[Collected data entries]
------------------------------------
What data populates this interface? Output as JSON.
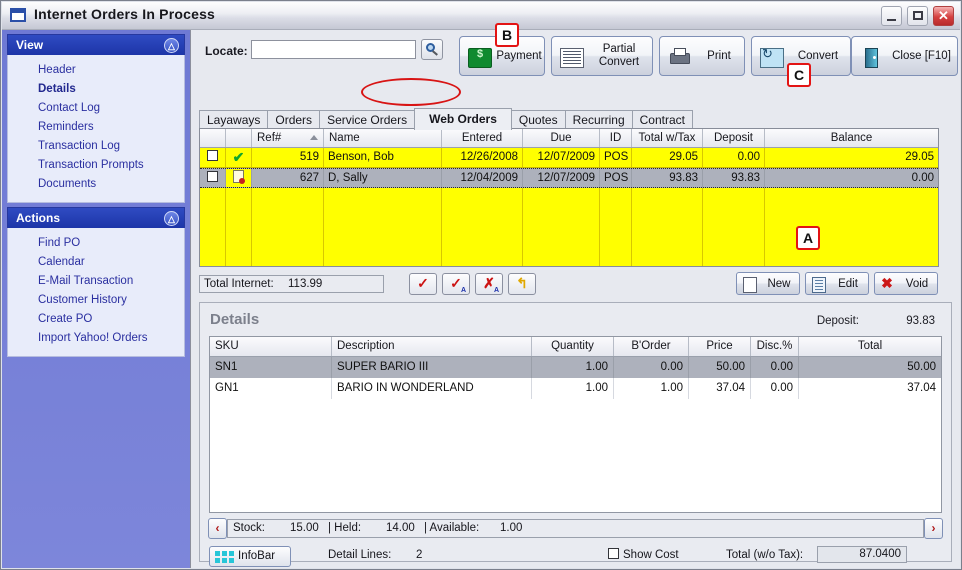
{
  "window": {
    "title": "Internet Orders In Process",
    "icon": "window-icon",
    "controls": {
      "minimize": "minimize-button",
      "maximize": "maximize-button",
      "close": "close-button"
    }
  },
  "sidebar": {
    "panels": [
      {
        "title": "View",
        "items": [
          {
            "label": "Header",
            "active": false
          },
          {
            "label": "Details",
            "active": true
          },
          {
            "label": "Contact Log",
            "active": false
          },
          {
            "label": "Reminders",
            "active": false
          },
          {
            "label": "Transaction Log",
            "active": false
          },
          {
            "label": "Transaction Prompts",
            "active": false
          },
          {
            "label": "Documents",
            "active": false
          }
        ]
      },
      {
        "title": "Actions",
        "items": [
          {
            "label": "Find PO",
            "active": false
          },
          {
            "label": "Calendar",
            "active": false
          },
          {
            "label": "E-Mail Transaction",
            "active": false
          },
          {
            "label": "Customer History",
            "active": false
          },
          {
            "label": "Create PO",
            "active": false
          },
          {
            "label": "Import Yahoo! Orders",
            "active": false
          }
        ]
      }
    ]
  },
  "toolbar": {
    "locate_label": "Locate:",
    "locate_value": "",
    "locate_placeholder": "",
    "search_icon": "search-icon",
    "buttons": [
      {
        "label": "Payment",
        "icon": "money-icon"
      },
      {
        "label_line1": "Partial",
        "label_line2": "Convert",
        "icon": "document-icon"
      },
      {
        "label": "Print",
        "icon": "printer-icon"
      },
      {
        "label": "Convert",
        "icon": "convert-icon"
      },
      {
        "label": "Close [F10]",
        "icon": "door-exit-icon"
      }
    ]
  },
  "tabs": [
    {
      "label": "Layaways",
      "selected": false
    },
    {
      "label": "Orders",
      "selected": false
    },
    {
      "label": "Service Orders",
      "selected": false
    },
    {
      "label": "Web Orders",
      "selected": true
    },
    {
      "label": "Quotes",
      "selected": false
    },
    {
      "label": "Recurring",
      "selected": false
    },
    {
      "label": "Contract",
      "selected": false
    }
  ],
  "orders_grid": {
    "columns": [
      "",
      "",
      "Ref#",
      "Name",
      "Entered",
      "Due",
      "ID",
      "Total w/Tax",
      "Deposit",
      "Balance"
    ],
    "sort_column": "Ref#",
    "rows": [
      {
        "checked": false,
        "status_icon": "green-check-icon",
        "ref": "519",
        "name": "Benson, Bob",
        "entered": "12/26/2008",
        "due": "12/07/2009",
        "id": "POS",
        "total_with_tax": "29.05",
        "deposit": "0.00",
        "balance": "29.05",
        "selected": false
      },
      {
        "checked": false,
        "status_icon": "page-alert-icon",
        "ref": "627",
        "name": "D, Sally",
        "entered": "12/04/2009",
        "due": "12/07/2009",
        "id": "POS",
        "total_with_tax": "93.83",
        "deposit": "93.83",
        "balance": "0.00",
        "selected": true
      }
    ]
  },
  "grid_footer": {
    "total_internet_label": "Total Internet:",
    "total_internet_value": "113.99",
    "icon_buttons": [
      {
        "name": "approve-icon",
        "glyph": "✓"
      },
      {
        "name": "approve-all-icon",
        "glyph": "✓"
      },
      {
        "name": "unapprove-all-icon",
        "glyph": "✗"
      },
      {
        "name": "undo-icon",
        "glyph": "↰"
      }
    ],
    "buttons": [
      {
        "label": "New",
        "icon": "new-document-icon"
      },
      {
        "label": "Edit",
        "icon": "edit-document-icon"
      },
      {
        "label": "Void",
        "icon": "red-x-icon"
      }
    ]
  },
  "details": {
    "title": "Details",
    "deposit_label": "Deposit:",
    "deposit_value": "93.83",
    "columns": [
      "SKU",
      "Description",
      "Quantity",
      "B'Order",
      "Price",
      "Disc.%",
      "Total"
    ],
    "rows": [
      {
        "sku": "SN1",
        "description": "SUPER BARIO III",
        "quantity": "1.00",
        "border": "0.00",
        "price": "50.00",
        "disc": "0.00",
        "total": "50.00",
        "selected": true
      },
      {
        "sku": "GN1",
        "description": "BARIO IN WONDERLAND",
        "quantity": "1.00",
        "border": "1.00",
        "price": "37.04",
        "disc": "0.00",
        "total": "37.04",
        "selected": false
      }
    ],
    "stock_bar": {
      "stock_label": "Stock:",
      "stock_value": "15.00",
      "sep1": "| Held:",
      "held_value": "14.00",
      "sep2": "| Available:",
      "available_value": "1.00"
    },
    "prev_arrow": "‹",
    "next_arrow": "›",
    "infobar_label": "InfoBar",
    "detail_lines_label": "Detail Lines:",
    "detail_lines_value": "2",
    "show_cost_label": "Show Cost",
    "show_cost_checked": false,
    "total_wo_tax_label": "Total (w/o Tax):",
    "total_wo_tax_value": "87.0400"
  },
  "annotations": [
    {
      "label": "A"
    },
    {
      "label": "B"
    },
    {
      "label": "C"
    }
  ],
  "colors": {
    "grid_highlight": "#ffff00",
    "row_selected": "#adb1bc",
    "sidebar_header": "#26389f",
    "annotation": "#e31414"
  }
}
------------------------------------
Without the pictures, write out the whole listing above exactly as it appears.

What data populates this interface? Output as JSON.
{
  "window": {
    "title": "Internet Orders In Process",
    "icon": "window-icon",
    "controls": {
      "minimize": "minimize-button",
      "maximize": "maximize-button",
      "close": "close-button"
    }
  },
  "sidebar": {
    "panels": [
      {
        "title": "View",
        "items": [
          {
            "label": "Header",
            "active": false
          },
          {
            "label": "Details",
            "active": true
          },
          {
            "label": "Contact Log",
            "active": false
          },
          {
            "label": "Reminders",
            "active": false
          },
          {
            "label": "Transaction Log",
            "active": false
          },
          {
            "label": "Transaction Prompts",
            "active": false
          },
          {
            "label": "Documents",
            "active": false
          }
        ]
      },
      {
        "title": "Actions",
        "items": [
          {
            "label": "Find PO",
            "active": false
          },
          {
            "label": "Calendar",
            "active": false
          },
          {
            "label": "E-Mail Transaction",
            "active": false
          },
          {
            "label": "Customer History",
            "active": false
          },
          {
            "label": "Create PO",
            "active": false
          },
          {
            "label": "Import Yahoo! Orders",
            "active": false
          }
        ]
      }
    ]
  },
  "toolbar": {
    "locate_label": "Locate:",
    "locate_value": "",
    "locate_placeholder": "",
    "search_icon": "search-icon",
    "buttons": [
      {
        "label": "Payment",
        "icon": "money-icon"
      },
      {
        "label_line1": "Partial",
        "label_line2": "Convert",
        "icon": "document-icon"
      },
      {
        "label": "Print",
        "icon": "printer-icon"
      },
      {
        "label": "Convert",
        "icon": "convert-icon"
      },
      {
        "label": "Close [F10]",
        "icon": "door-exit-icon"
      }
    ]
  },
  "tabs": [
    {
      "label": "Layaways",
      "selected": false
    },
    {
      "label": "Orders",
      "selected": false
    },
    {
      "label": "Service Orders",
      "selected": false
    },
    {
      "label": "Web Orders",
      "selected": true
    },
    {
      "label": "Quotes",
      "selected": false
    },
    {
      "label": "Recurring",
      "selected": false
    },
    {
      "label": "Contract",
      "selected": false
    }
  ],
  "orders_grid": {
    "columns": [
      "",
      "",
      "Ref#",
      "Name",
      "Entered",
      "Due",
      "ID",
      "Total w/Tax",
      "Deposit",
      "Balance"
    ],
    "sort_column": "Ref#",
    "rows": [
      {
        "checked": false,
        "status_icon": "green-check-icon",
        "ref": "519",
        "name": "Benson, Bob",
        "entered": "12/26/2008",
        "due": "12/07/2009",
        "id": "POS",
        "total_with_tax": "29.05",
        "deposit": "0.00",
        "balance": "29.05",
        "selected": false
      },
      {
        "checked": false,
        "status_icon": "page-alert-icon",
        "ref": "627",
        "name": "D, Sally",
        "entered": "12/04/2009",
        "due": "12/07/2009",
        "id": "POS",
        "total_with_tax": "93.83",
        "deposit": "93.83",
        "balance": "0.00",
        "selected": true
      }
    ]
  },
  "grid_footer": {
    "total_internet_label": "Total Internet:",
    "total_internet_value": "113.99",
    "icon_buttons": [
      {
        "name": "approve-icon",
        "glyph": "✓"
      },
      {
        "name": "approve-all-icon",
        "glyph": "✓"
      },
      {
        "name": "unapprove-all-icon",
        "glyph": "✗"
      },
      {
        "name": "undo-icon",
        "glyph": "↰"
      }
    ],
    "buttons": [
      {
        "label": "New",
        "icon": "new-document-icon"
      },
      {
        "label": "Edit",
        "icon": "edit-document-icon"
      },
      {
        "label": "Void",
        "icon": "red-x-icon"
      }
    ]
  },
  "details": {
    "title": "Details",
    "deposit_label": "Deposit:",
    "deposit_value": "93.83",
    "columns": [
      "SKU",
      "Description",
      "Quantity",
      "B'Order",
      "Price",
      "Disc.%",
      "Total"
    ],
    "rows": [
      {
        "sku": "SN1",
        "description": "SUPER BARIO III",
        "quantity": "1.00",
        "border": "0.00",
        "price": "50.00",
        "disc": "0.00",
        "total": "50.00",
        "selected": true
      },
      {
        "sku": "GN1",
        "description": "BARIO IN WONDERLAND",
        "quantity": "1.00",
        "border": "1.00",
        "price": "37.04",
        "disc": "0.00",
        "total": "37.04",
        "selected": false
      }
    ],
    "stock_bar": {
      "stock_label": "Stock:",
      "stock_value": "15.00",
      "sep1": "| Held:",
      "held_value": "14.00",
      "sep2": "| Available:",
      "available_value": "1.00"
    },
    "prev_arrow": "‹",
    "next_arrow": "›",
    "infobar_label": "InfoBar",
    "detail_lines_label": "Detail Lines:",
    "detail_lines_value": "2",
    "show_cost_label": "Show Cost",
    "show_cost_checked": false,
    "total_wo_tax_label": "Total (w/o Tax):",
    "total_wo_tax_value": "87.0400"
  },
  "annotations": [
    {
      "label": "A"
    },
    {
      "label": "B"
    },
    {
      "label": "C"
    }
  ],
  "colors": {
    "grid_highlight": "#ffff00",
    "row_selected": "#adb1bc",
    "sidebar_header": "#26389f",
    "annotation": "#e31414"
  }
}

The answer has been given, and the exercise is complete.